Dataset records
>> begin

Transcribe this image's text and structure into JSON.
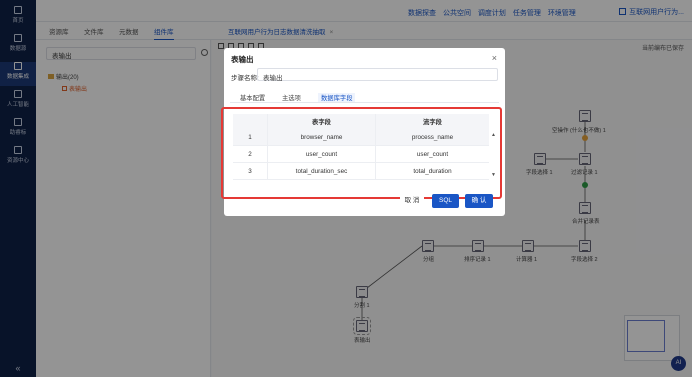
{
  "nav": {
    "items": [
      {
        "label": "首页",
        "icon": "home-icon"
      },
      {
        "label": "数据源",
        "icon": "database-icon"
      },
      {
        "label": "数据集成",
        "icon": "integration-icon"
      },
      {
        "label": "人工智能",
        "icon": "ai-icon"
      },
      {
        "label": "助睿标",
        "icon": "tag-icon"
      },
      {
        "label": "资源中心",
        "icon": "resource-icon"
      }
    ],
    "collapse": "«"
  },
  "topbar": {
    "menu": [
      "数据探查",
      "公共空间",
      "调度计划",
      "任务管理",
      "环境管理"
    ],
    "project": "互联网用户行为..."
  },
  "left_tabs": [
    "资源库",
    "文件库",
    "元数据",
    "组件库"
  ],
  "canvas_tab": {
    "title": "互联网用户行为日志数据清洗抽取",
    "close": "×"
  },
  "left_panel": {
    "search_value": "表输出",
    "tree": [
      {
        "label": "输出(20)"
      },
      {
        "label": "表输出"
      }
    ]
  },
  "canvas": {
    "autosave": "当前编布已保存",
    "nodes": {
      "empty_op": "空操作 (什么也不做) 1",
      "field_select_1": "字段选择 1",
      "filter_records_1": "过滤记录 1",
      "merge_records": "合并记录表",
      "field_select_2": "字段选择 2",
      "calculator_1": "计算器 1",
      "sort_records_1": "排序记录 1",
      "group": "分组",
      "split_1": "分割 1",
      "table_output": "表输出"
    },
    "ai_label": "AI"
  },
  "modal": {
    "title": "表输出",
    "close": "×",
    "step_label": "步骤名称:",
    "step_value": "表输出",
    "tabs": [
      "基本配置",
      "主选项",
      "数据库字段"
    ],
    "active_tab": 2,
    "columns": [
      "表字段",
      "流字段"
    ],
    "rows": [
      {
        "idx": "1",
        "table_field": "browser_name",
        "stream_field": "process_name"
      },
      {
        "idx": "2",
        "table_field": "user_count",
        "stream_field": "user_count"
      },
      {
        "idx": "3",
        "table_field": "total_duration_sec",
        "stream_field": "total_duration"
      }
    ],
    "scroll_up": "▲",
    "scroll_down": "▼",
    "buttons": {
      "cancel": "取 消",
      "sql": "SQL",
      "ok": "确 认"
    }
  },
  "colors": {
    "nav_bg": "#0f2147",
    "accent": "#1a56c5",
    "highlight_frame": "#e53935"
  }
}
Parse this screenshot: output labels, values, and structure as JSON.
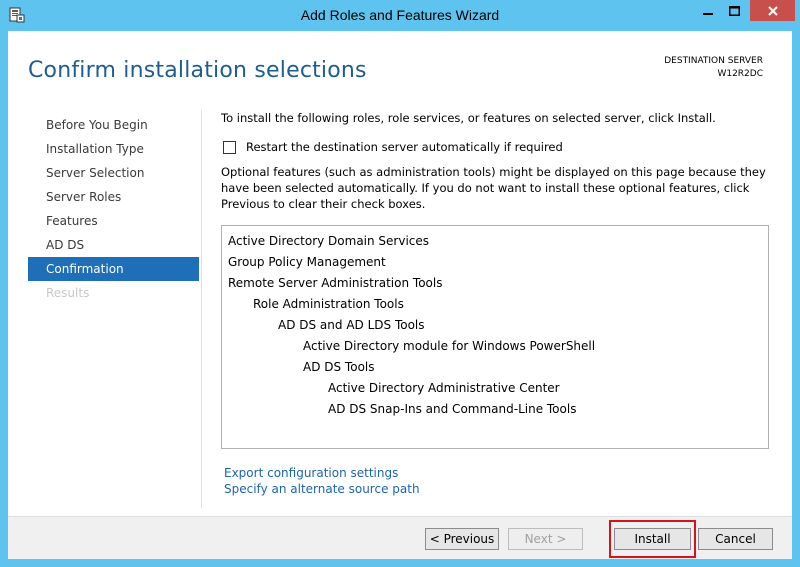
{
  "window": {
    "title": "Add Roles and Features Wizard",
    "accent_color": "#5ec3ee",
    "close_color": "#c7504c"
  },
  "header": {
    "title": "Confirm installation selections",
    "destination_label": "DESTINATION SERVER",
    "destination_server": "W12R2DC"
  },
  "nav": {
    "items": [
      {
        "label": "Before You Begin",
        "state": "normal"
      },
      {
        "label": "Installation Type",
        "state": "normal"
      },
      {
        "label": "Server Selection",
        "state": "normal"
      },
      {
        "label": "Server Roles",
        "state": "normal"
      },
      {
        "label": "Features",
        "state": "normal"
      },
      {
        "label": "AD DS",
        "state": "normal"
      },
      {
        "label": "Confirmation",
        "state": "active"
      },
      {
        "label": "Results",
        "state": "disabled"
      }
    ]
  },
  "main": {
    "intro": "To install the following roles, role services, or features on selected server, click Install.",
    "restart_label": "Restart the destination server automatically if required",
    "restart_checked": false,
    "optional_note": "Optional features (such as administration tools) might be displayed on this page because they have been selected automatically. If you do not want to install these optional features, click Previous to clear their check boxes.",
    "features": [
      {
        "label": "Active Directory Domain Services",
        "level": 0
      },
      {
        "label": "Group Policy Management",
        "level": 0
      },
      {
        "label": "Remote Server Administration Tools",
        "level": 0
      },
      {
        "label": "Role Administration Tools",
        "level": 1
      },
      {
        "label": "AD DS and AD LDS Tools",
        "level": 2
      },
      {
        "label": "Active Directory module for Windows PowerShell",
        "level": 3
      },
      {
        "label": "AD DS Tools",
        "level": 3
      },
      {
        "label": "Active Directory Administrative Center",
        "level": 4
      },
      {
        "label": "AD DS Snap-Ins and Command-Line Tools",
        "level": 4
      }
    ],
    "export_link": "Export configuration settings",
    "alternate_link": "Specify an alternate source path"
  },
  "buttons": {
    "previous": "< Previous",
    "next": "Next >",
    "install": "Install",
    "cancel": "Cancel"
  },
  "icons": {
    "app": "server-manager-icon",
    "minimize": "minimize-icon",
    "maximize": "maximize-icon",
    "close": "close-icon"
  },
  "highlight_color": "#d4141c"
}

>> end

Each entry must be retyped word for word, with every image omitted.

_OUTPUT OF THE TASK_
Transcribe this image's text and structure into JSON.
{
  "nav": {
    "items": [
      {
        "label": "首页",
        "icon": "home-icon"
      },
      {
        "label": "数据源",
        "icon": "database-icon"
      },
      {
        "label": "数据集成",
        "icon": "integration-icon"
      },
      {
        "label": "人工智能",
        "icon": "ai-icon"
      },
      {
        "label": "助睿标",
        "icon": "tag-icon"
      },
      {
        "label": "资源中心",
        "icon": "resource-icon"
      }
    ],
    "collapse": "«"
  },
  "topbar": {
    "menu": [
      "数据探查",
      "公共空间",
      "调度计划",
      "任务管理",
      "环境管理"
    ],
    "project": "互联网用户行为..."
  },
  "left_tabs": [
    "资源库",
    "文件库",
    "元数据",
    "组件库"
  ],
  "canvas_tab": {
    "title": "互联网用户行为日志数据清洗抽取",
    "close": "×"
  },
  "left_panel": {
    "search_value": "表输出",
    "tree": [
      {
        "label": "输出(20)"
      },
      {
        "label": "表输出"
      }
    ]
  },
  "canvas": {
    "autosave": "当前编布已保存",
    "nodes": {
      "empty_op": "空操作 (什么也不做) 1",
      "field_select_1": "字段选择 1",
      "filter_records_1": "过滤记录 1",
      "merge_records": "合并记录表",
      "field_select_2": "字段选择 2",
      "calculator_1": "计算器 1",
      "sort_records_1": "排序记录 1",
      "group": "分组",
      "split_1": "分割 1",
      "table_output": "表输出"
    },
    "ai_label": "AI"
  },
  "modal": {
    "title": "表输出",
    "close": "×",
    "step_label": "步骤名称:",
    "step_value": "表输出",
    "tabs": [
      "基本配置",
      "主选项",
      "数据库字段"
    ],
    "active_tab": 2,
    "columns": [
      "表字段",
      "流字段"
    ],
    "rows": [
      {
        "idx": "1",
        "table_field": "browser_name",
        "stream_field": "process_name"
      },
      {
        "idx": "2",
        "table_field": "user_count",
        "stream_field": "user_count"
      },
      {
        "idx": "3",
        "table_field": "total_duration_sec",
        "stream_field": "total_duration"
      }
    ],
    "scroll_up": "▲",
    "scroll_down": "▼",
    "buttons": {
      "cancel": "取 消",
      "sql": "SQL",
      "ok": "确 认"
    }
  },
  "colors": {
    "nav_bg": "#0f2147",
    "accent": "#1a56c5",
    "highlight_frame": "#e53935"
  }
}
Parse this screenshot: output labels, values, and structure as JSON.
{
  "window": {
    "title": "Add Roles and Features Wizard",
    "accent_color": "#5ec3ee",
    "close_color": "#c7504c"
  },
  "header": {
    "title": "Confirm installation selections",
    "destination_label": "DESTINATION SERVER",
    "destination_server": "W12R2DC"
  },
  "nav": {
    "items": [
      {
        "label": "Before You Begin",
        "state": "normal"
      },
      {
        "label": "Installation Type",
        "state": "normal"
      },
      {
        "label": "Server Selection",
        "state": "normal"
      },
      {
        "label": "Server Roles",
        "state": "normal"
      },
      {
        "label": "Features",
        "state": "normal"
      },
      {
        "label": "AD DS",
        "state": "normal"
      },
      {
        "label": "Confirmation",
        "state": "active"
      },
      {
        "label": "Results",
        "state": "disabled"
      }
    ]
  },
  "main": {
    "intro": "To install the following roles, role services, or features on selected server, click Install.",
    "restart_label": "Restart the destination server automatically if required",
    "restart_checked": false,
    "optional_note": "Optional features (such as administration tools) might be displayed on this page because they have been selected automatically. If you do not want to install these optional features, click Previous to clear their check boxes.",
    "features": [
      {
        "label": "Active Directory Domain Services",
        "level": 0
      },
      {
        "label": "Group Policy Management",
        "level": 0
      },
      {
        "label": "Remote Server Administration Tools",
        "level": 0
      },
      {
        "label": "Role Administration Tools",
        "level": 1
      },
      {
        "label": "AD DS and AD LDS Tools",
        "level": 2
      },
      {
        "label": "Active Directory module for Windows PowerShell",
        "level": 3
      },
      {
        "label": "AD DS Tools",
        "level": 3
      },
      {
        "label": "Active Directory Administrative Center",
        "level": 4
      },
      {
        "label": "AD DS Snap-Ins and Command-Line Tools",
        "level": 4
      }
    ],
    "export_link": "Export configuration settings",
    "alternate_link": "Specify an alternate source path"
  },
  "buttons": {
    "previous": "< Previous",
    "next": "Next >",
    "install": "Install",
    "cancel": "Cancel"
  },
  "icons": {
    "app": "server-manager-icon",
    "minimize": "minimize-icon",
    "maximize": "maximize-icon",
    "close": "close-icon"
  },
  "highlight_color": "#d4141c"
}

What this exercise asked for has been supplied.